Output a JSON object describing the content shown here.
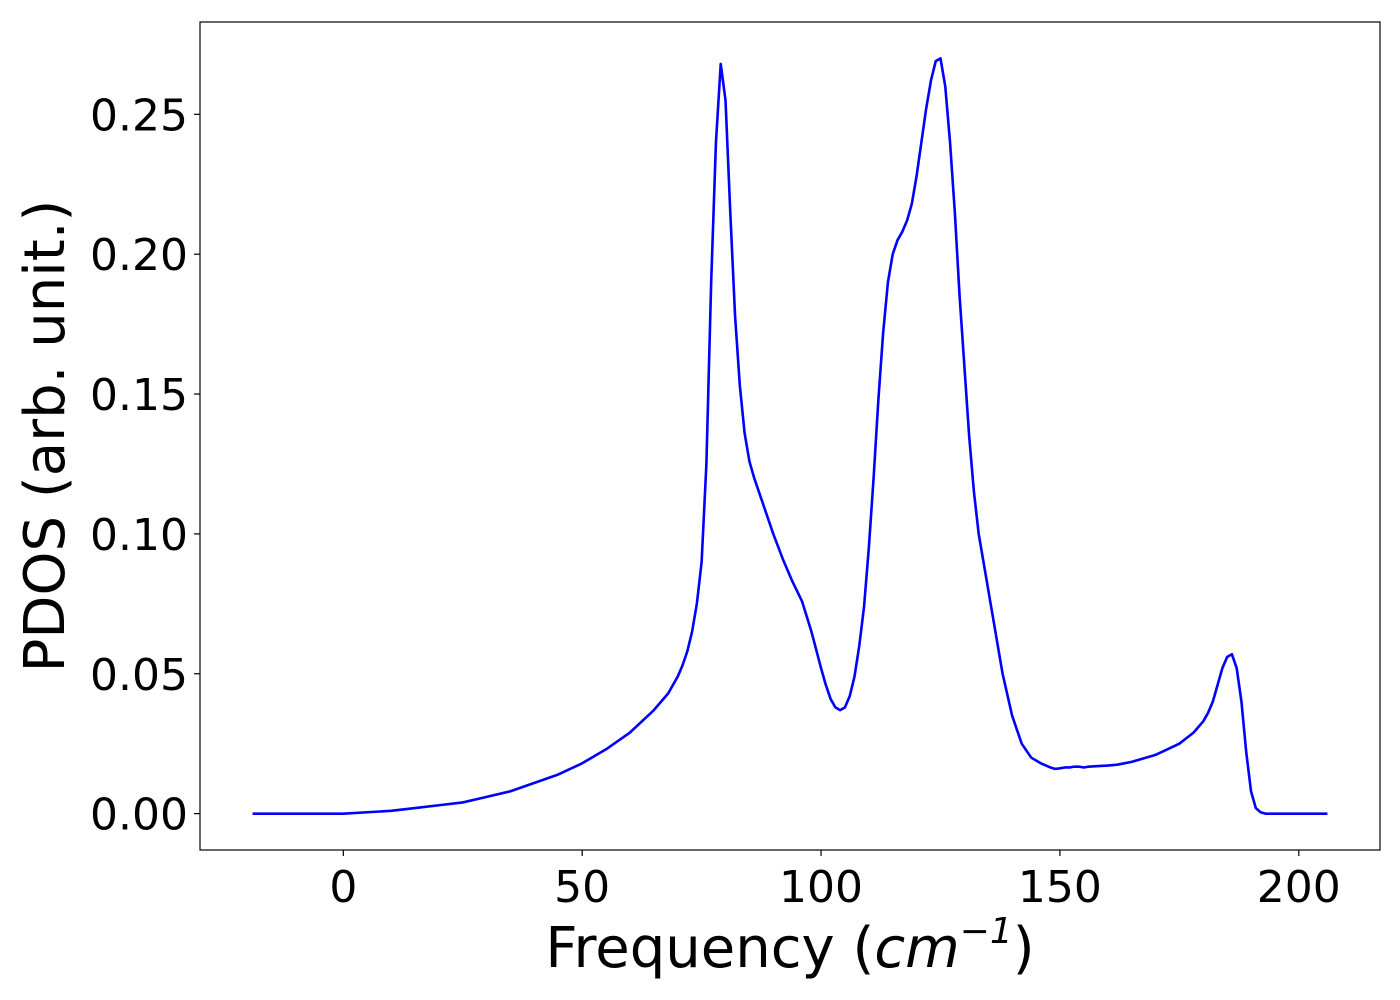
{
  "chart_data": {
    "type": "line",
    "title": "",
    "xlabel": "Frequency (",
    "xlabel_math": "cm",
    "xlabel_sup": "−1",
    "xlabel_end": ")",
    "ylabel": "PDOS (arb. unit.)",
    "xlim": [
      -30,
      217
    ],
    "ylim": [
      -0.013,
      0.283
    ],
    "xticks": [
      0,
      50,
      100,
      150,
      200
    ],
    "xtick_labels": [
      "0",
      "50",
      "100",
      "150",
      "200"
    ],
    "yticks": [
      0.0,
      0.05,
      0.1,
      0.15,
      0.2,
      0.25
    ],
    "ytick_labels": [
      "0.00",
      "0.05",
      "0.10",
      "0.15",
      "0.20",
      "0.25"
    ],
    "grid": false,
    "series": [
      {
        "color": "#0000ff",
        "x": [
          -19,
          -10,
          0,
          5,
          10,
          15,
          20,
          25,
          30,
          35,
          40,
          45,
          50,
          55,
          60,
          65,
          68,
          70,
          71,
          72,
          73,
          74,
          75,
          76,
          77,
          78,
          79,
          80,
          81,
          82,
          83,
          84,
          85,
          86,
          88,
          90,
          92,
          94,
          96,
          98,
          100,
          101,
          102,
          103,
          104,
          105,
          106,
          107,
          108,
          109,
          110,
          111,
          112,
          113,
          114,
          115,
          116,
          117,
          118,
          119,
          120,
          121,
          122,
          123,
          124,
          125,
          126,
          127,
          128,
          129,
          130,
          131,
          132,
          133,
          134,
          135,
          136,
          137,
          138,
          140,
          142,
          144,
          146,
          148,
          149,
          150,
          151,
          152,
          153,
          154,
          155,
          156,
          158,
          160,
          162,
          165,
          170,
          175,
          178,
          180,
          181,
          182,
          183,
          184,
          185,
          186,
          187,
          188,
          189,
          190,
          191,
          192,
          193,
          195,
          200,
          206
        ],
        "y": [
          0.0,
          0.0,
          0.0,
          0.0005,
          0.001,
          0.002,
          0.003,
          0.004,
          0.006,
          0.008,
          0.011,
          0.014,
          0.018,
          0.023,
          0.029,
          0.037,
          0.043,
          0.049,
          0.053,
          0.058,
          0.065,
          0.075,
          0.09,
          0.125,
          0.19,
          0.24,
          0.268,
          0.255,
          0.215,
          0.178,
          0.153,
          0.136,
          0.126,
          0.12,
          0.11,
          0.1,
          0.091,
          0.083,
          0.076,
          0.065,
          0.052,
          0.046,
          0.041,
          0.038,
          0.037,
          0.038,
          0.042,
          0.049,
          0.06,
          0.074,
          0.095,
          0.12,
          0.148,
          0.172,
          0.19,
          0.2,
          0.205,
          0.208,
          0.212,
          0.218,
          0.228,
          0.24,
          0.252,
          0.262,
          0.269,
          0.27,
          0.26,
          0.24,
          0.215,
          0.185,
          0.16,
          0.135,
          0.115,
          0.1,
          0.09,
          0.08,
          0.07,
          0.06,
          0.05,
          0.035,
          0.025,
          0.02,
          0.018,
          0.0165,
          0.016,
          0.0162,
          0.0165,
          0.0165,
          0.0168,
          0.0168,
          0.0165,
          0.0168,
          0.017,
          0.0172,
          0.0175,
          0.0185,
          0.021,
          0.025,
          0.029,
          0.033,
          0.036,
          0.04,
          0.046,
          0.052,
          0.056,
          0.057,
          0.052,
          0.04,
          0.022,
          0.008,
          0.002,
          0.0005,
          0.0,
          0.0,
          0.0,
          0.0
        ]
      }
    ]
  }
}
= = = = = = =
What you are asked to do — Omitting all images, print the listing exactly.

Problem solution —
Output a JSON object describing the content shown here.
{
  "chart_data": {
    "type": "line",
    "title": "",
    "xlabel": "Frequency (",
    "xlabel_math": "cm",
    "xlabel_sup": "−1",
    "xlabel_end": ")",
    "ylabel": "PDOS (arb. unit.)",
    "xlim": [
      -30,
      217
    ],
    "ylim": [
      -0.013,
      0.283
    ],
    "xticks": [
      0,
      50,
      100,
      150,
      200
    ],
    "xtick_labels": [
      "0",
      "50",
      "100",
      "150",
      "200"
    ],
    "yticks": [
      0.0,
      0.05,
      0.1,
      0.15,
      0.2,
      0.25
    ],
    "ytick_labels": [
      "0.00",
      "0.05",
      "0.10",
      "0.15",
      "0.20",
      "0.25"
    ],
    "grid": false,
    "series": [
      {
        "color": "#0000ff",
        "x": [
          -19,
          -10,
          0,
          5,
          10,
          15,
          20,
          25,
          30,
          35,
          40,
          45,
          50,
          55,
          60,
          65,
          68,
          70,
          71,
          72,
          73,
          74,
          75,
          76,
          77,
          78,
          79,
          80,
          81,
          82,
          83,
          84,
          85,
          86,
          88,
          90,
          92,
          94,
          96,
          98,
          100,
          101,
          102,
          103,
          104,
          105,
          106,
          107,
          108,
          109,
          110,
          111,
          112,
          113,
          114,
          115,
          116,
          117,
          118,
          119,
          120,
          121,
          122,
          123,
          124,
          125,
          126,
          127,
          128,
          129,
          130,
          131,
          132,
          133,
          134,
          135,
          136,
          137,
          138,
          140,
          142,
          144,
          146,
          148,
          149,
          150,
          151,
          152,
          153,
          154,
          155,
          156,
          158,
          160,
          162,
          165,
          170,
          175,
          178,
          180,
          181,
          182,
          183,
          184,
          185,
          186,
          187,
          188,
          189,
          190,
          191,
          192,
          193,
          195,
          200,
          206
        ],
        "y": [
          0.0,
          0.0,
          0.0,
          0.0005,
          0.001,
          0.002,
          0.003,
          0.004,
          0.006,
          0.008,
          0.011,
          0.014,
          0.018,
          0.023,
          0.029,
          0.037,
          0.043,
          0.049,
          0.053,
          0.058,
          0.065,
          0.075,
          0.09,
          0.125,
          0.19,
          0.24,
          0.268,
          0.255,
          0.215,
          0.178,
          0.153,
          0.136,
          0.126,
          0.12,
          0.11,
          0.1,
          0.091,
          0.083,
          0.076,
          0.065,
          0.052,
          0.046,
          0.041,
          0.038,
          0.037,
          0.038,
          0.042,
          0.049,
          0.06,
          0.074,
          0.095,
          0.12,
          0.148,
          0.172,
          0.19,
          0.2,
          0.205,
          0.208,
          0.212,
          0.218,
          0.228,
          0.24,
          0.252,
          0.262,
          0.269,
          0.27,
          0.26,
          0.24,
          0.215,
          0.185,
          0.16,
          0.135,
          0.115,
          0.1,
          0.09,
          0.08,
          0.07,
          0.06,
          0.05,
          0.035,
          0.025,
          0.02,
          0.018,
          0.0165,
          0.016,
          0.0162,
          0.0165,
          0.0165,
          0.0168,
          0.0168,
          0.0165,
          0.0168,
          0.017,
          0.0172,
          0.0175,
          0.0185,
          0.021,
          0.025,
          0.029,
          0.033,
          0.036,
          0.04,
          0.046,
          0.052,
          0.056,
          0.057,
          0.052,
          0.04,
          0.022,
          0.008,
          0.002,
          0.0005,
          0.0,
          0.0,
          0.0,
          0.0
        ]
      }
    ]
  }
}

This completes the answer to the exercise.